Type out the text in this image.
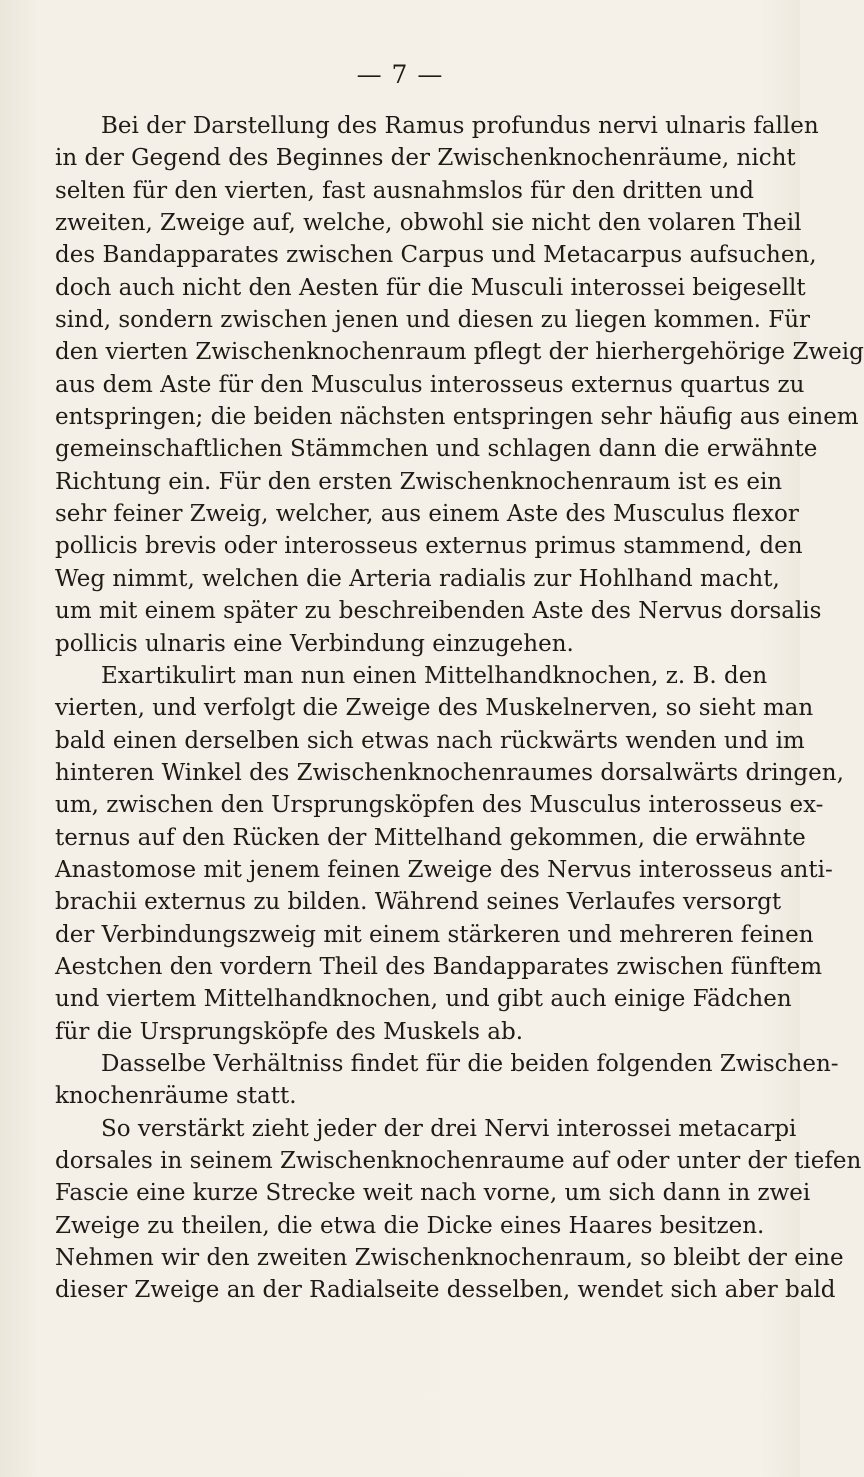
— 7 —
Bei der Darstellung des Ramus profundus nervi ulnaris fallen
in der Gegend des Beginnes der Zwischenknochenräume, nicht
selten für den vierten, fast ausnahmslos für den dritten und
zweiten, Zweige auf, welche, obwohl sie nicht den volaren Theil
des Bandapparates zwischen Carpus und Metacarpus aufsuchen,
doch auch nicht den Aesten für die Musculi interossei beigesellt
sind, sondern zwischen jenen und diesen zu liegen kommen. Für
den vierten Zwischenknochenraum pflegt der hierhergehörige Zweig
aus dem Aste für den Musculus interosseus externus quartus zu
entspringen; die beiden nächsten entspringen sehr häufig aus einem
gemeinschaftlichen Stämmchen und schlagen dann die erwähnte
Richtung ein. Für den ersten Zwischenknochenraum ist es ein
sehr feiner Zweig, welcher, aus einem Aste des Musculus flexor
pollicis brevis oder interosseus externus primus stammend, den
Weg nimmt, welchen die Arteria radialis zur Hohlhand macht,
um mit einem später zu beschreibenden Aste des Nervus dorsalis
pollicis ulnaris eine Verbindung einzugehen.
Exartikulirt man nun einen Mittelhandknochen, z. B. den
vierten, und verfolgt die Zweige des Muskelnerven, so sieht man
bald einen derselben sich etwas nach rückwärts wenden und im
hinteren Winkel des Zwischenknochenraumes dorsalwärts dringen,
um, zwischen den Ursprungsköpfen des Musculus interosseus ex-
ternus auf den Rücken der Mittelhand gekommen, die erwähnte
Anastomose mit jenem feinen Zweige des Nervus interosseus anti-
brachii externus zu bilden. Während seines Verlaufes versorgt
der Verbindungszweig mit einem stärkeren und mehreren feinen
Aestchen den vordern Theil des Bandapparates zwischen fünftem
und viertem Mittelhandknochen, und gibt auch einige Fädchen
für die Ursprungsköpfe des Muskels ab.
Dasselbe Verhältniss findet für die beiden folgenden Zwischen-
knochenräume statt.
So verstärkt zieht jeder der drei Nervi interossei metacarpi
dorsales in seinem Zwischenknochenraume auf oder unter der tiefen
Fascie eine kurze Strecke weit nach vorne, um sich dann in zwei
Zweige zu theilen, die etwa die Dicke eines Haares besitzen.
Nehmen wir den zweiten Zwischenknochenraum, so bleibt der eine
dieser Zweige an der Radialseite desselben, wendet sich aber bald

== == ==

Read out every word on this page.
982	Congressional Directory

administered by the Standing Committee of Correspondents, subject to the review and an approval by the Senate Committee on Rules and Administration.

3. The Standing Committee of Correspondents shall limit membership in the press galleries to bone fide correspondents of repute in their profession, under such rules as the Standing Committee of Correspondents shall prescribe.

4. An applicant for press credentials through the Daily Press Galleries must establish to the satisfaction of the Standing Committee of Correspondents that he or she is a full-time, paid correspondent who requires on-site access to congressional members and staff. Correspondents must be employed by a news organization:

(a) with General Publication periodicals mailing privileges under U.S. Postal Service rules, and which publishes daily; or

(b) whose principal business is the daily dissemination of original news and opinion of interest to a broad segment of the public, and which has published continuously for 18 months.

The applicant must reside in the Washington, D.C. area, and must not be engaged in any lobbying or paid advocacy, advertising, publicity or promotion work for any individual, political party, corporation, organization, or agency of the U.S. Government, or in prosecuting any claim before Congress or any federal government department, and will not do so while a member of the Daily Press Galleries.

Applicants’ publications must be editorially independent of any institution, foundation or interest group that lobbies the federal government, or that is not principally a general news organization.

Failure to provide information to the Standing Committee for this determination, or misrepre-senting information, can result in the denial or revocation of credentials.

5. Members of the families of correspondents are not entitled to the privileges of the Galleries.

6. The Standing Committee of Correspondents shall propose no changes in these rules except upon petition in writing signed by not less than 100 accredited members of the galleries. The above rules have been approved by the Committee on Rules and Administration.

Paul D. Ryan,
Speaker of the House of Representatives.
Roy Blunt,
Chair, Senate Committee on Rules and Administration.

== == ==

» Required task: Copy out every line of the data that includes the word "Senate".

» The answer:
administered by the Standing Committee of Correspondents, subject to the review and an approval by the Senate Committee on Rules and Administration.
Chair, Senate Committee on Rules and Administration.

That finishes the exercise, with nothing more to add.